_REQUIREMENTS:_ From the listing below, pull out the lines that hold "least".

□ □ □ □ □

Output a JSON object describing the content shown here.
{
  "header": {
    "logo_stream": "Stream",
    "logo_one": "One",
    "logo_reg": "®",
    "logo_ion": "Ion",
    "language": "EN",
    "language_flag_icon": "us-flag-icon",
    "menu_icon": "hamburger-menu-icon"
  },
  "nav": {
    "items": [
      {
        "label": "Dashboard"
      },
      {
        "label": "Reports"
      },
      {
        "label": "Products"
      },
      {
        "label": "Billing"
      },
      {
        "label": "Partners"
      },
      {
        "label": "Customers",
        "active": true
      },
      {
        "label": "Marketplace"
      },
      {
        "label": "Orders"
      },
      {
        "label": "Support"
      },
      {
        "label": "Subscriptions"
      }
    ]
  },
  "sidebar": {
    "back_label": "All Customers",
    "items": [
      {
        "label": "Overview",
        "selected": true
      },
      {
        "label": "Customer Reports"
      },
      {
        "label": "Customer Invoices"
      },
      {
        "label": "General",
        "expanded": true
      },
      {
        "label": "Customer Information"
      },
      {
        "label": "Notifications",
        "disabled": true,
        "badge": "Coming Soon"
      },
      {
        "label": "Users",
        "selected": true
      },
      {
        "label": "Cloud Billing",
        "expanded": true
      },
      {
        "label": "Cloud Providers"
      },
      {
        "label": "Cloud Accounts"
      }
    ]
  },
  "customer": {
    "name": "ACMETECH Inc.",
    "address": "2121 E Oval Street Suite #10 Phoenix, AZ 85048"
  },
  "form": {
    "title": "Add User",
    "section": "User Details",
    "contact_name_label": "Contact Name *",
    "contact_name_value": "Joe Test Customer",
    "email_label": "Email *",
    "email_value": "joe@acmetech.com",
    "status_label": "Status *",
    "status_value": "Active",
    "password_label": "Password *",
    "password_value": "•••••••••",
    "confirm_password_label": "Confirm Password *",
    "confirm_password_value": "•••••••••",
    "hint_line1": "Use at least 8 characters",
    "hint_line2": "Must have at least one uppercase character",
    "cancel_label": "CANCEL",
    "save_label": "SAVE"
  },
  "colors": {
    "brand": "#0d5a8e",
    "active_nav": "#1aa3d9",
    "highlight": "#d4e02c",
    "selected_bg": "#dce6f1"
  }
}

□ □ □ □ □

_WRITTEN SOLUTION:_
    "hint_line1": "Use at least 8 characters",
    "hint_line2": "Must have at least one uppercase character",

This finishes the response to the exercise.